### Stored records
########

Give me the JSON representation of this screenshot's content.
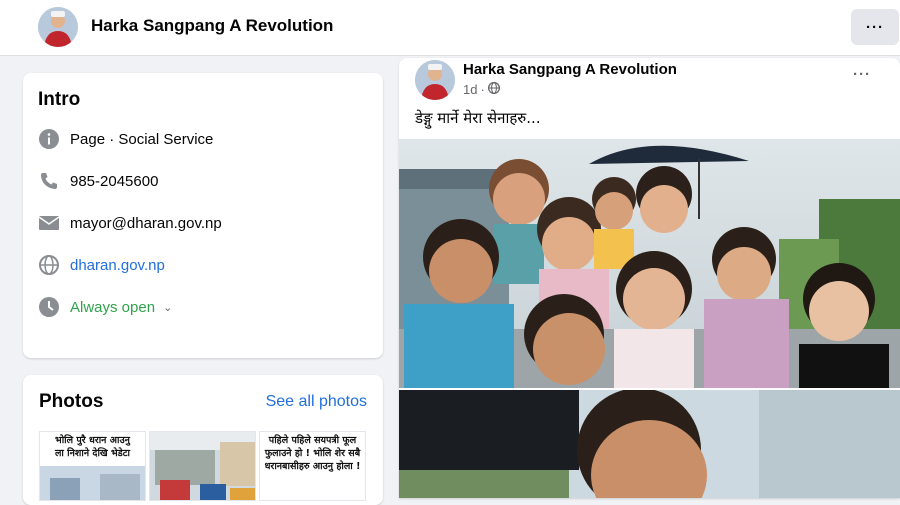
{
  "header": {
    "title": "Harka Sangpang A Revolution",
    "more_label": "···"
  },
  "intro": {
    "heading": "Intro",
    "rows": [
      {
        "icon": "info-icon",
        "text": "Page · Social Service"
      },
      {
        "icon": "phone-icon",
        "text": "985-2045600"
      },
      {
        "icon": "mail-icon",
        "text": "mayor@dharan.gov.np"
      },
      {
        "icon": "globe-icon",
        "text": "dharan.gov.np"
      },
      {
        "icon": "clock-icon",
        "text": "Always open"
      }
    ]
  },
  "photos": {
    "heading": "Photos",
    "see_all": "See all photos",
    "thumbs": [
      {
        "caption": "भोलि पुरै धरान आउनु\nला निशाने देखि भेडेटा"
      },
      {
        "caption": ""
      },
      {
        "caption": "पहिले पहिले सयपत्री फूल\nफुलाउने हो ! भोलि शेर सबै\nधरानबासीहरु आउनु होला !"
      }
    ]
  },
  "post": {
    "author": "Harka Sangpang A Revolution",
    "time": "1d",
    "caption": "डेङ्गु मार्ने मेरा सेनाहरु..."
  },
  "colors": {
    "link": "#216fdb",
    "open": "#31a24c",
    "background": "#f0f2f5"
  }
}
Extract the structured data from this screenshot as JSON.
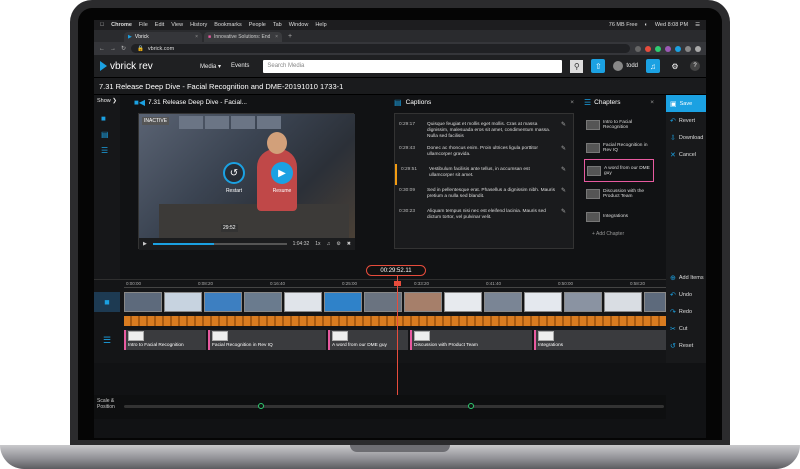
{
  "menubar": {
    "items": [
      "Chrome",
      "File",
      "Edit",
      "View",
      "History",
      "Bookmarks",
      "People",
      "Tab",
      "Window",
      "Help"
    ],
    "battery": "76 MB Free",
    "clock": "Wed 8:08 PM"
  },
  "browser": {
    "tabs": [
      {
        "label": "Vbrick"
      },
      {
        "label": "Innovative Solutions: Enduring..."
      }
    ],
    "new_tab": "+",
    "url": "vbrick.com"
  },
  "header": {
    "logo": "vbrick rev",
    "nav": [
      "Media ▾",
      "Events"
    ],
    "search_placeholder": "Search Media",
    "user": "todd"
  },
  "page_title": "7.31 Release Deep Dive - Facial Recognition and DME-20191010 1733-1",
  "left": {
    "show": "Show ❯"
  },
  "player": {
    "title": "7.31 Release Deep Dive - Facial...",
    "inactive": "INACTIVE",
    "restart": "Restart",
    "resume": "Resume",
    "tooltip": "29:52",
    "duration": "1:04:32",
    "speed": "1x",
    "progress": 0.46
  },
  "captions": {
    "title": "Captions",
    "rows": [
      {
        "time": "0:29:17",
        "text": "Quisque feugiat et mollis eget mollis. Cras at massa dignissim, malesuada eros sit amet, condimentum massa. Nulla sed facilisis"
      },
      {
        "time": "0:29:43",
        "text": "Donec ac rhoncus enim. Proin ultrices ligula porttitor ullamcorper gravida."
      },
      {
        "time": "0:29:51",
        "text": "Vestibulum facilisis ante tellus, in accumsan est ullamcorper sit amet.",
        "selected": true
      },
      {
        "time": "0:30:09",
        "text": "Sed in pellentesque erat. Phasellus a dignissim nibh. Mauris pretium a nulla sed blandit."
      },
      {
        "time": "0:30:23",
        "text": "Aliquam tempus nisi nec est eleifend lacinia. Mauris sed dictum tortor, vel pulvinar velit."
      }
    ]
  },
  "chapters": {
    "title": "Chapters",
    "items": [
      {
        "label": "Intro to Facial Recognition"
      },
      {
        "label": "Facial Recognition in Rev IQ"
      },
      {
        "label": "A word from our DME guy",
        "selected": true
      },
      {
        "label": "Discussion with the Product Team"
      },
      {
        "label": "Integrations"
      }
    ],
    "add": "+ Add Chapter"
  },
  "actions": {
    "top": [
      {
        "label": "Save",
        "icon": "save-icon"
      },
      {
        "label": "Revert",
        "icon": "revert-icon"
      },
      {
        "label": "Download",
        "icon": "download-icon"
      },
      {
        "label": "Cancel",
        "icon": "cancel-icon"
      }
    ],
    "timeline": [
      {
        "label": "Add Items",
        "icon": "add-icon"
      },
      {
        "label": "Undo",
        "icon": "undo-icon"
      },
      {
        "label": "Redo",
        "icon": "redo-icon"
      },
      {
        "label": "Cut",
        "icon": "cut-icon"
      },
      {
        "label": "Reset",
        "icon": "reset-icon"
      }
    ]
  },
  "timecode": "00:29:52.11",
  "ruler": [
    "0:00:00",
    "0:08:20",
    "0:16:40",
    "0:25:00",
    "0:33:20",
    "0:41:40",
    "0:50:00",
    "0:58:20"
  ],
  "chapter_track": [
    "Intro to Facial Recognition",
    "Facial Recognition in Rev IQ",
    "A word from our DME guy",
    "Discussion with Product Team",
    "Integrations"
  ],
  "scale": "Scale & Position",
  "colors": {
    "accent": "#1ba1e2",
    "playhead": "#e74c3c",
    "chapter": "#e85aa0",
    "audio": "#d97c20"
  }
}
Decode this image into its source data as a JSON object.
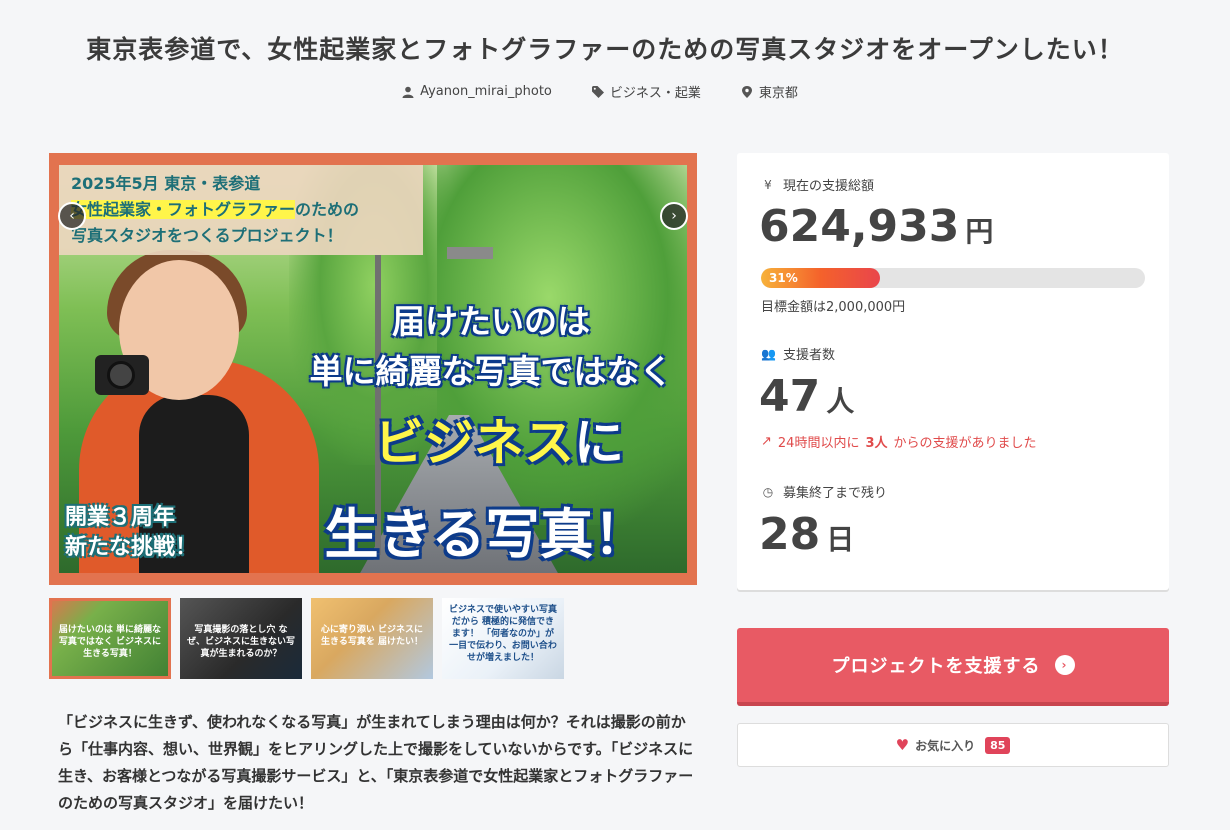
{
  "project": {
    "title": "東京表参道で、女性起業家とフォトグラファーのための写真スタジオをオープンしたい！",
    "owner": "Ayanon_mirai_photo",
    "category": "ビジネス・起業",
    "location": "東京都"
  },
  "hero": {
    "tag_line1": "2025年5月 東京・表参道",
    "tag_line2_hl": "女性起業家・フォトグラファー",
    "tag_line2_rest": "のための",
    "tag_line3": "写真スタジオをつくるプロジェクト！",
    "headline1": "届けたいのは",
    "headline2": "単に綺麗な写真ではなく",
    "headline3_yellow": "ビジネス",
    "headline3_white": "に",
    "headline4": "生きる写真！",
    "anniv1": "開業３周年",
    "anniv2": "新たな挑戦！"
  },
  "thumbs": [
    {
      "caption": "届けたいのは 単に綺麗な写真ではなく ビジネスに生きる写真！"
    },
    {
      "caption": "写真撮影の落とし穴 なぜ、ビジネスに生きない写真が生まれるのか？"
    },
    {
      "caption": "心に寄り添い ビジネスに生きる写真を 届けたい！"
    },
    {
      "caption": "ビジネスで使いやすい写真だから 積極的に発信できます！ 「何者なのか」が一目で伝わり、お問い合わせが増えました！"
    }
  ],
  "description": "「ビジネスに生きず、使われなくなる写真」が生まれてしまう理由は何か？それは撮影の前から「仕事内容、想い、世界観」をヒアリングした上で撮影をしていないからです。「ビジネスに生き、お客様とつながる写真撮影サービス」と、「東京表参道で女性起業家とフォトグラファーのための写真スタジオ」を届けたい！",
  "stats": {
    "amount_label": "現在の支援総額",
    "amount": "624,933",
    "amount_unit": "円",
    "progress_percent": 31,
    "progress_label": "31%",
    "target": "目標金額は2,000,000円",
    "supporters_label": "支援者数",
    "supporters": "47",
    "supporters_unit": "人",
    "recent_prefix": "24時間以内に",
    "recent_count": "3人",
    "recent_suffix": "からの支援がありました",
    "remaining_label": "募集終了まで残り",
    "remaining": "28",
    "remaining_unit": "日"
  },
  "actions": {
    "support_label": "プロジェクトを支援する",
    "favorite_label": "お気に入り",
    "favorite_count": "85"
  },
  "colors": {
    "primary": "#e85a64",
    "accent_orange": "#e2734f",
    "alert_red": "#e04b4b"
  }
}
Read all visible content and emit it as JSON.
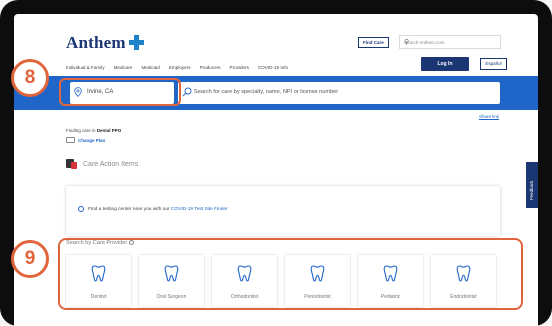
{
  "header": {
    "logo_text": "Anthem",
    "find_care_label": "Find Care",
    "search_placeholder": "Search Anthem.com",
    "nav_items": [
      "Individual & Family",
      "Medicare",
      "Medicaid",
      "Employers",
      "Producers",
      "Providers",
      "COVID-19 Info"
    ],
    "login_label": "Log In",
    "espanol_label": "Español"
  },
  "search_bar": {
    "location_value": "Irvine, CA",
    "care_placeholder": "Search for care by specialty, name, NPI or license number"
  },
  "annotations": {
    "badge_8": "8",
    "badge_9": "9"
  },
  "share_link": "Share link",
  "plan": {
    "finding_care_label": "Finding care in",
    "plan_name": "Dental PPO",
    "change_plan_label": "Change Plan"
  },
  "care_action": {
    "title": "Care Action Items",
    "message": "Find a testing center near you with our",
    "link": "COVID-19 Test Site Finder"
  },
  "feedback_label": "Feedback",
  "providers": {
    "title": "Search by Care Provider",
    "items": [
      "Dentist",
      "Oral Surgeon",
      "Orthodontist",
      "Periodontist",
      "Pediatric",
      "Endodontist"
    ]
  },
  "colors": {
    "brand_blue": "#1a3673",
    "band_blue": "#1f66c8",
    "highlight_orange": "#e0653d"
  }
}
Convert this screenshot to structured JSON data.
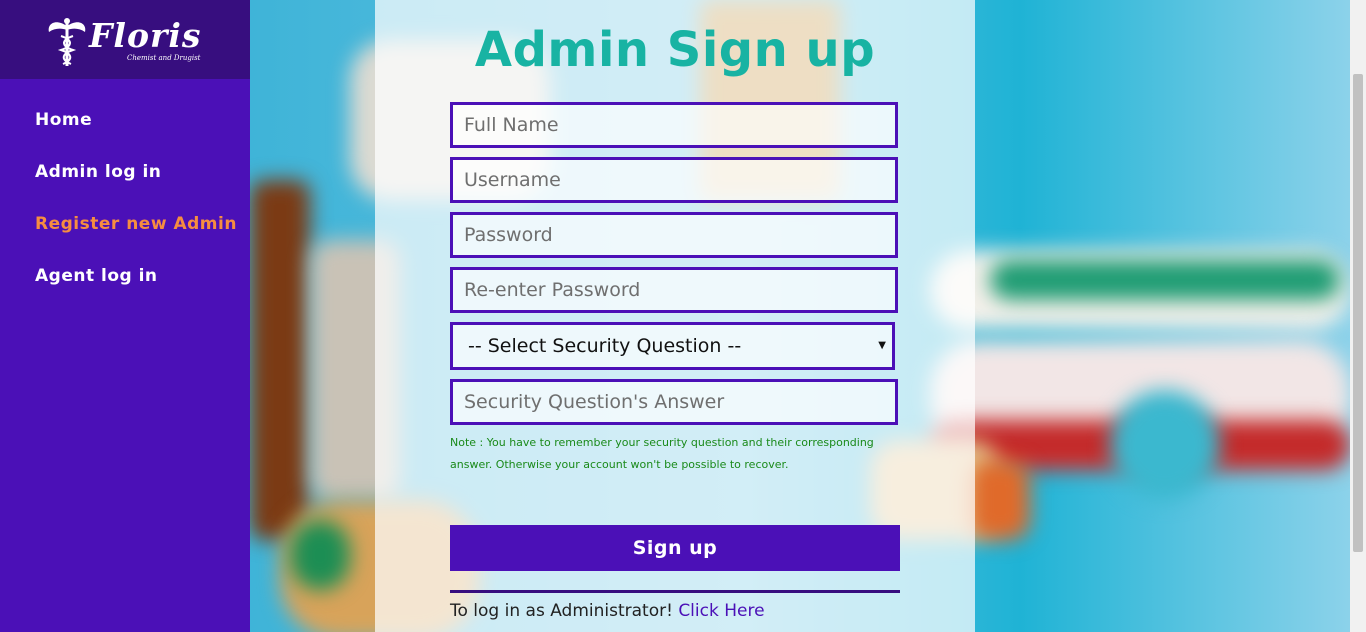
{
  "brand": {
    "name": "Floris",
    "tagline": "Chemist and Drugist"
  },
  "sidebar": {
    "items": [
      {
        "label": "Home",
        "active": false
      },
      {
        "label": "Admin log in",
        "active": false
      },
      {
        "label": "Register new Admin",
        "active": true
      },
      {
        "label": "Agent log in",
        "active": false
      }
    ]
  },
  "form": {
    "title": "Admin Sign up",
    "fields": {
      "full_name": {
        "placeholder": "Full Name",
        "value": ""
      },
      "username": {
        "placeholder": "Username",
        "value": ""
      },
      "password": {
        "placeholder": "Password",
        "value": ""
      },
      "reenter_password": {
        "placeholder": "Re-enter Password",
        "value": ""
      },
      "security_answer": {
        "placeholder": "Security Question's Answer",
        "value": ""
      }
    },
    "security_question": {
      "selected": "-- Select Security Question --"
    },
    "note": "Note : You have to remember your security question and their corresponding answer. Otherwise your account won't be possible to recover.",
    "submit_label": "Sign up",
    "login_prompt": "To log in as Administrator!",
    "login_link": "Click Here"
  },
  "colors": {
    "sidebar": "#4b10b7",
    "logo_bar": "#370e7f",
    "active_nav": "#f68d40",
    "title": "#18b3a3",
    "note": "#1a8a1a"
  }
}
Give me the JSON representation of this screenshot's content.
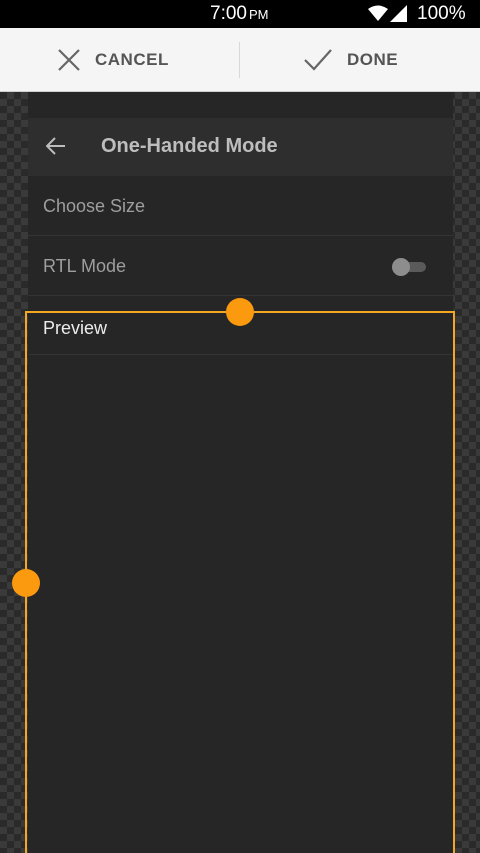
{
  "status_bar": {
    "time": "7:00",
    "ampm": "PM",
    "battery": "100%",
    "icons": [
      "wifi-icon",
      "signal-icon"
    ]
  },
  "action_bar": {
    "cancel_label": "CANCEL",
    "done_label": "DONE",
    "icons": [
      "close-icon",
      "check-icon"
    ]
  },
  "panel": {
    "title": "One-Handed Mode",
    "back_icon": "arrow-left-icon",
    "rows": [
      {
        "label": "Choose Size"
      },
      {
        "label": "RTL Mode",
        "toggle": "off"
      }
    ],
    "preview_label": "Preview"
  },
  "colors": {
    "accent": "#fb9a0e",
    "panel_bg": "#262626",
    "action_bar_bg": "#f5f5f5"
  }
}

########

### To do
The required output is the number of lines containing the word "amet", and nothing besides.

### Correct answer
2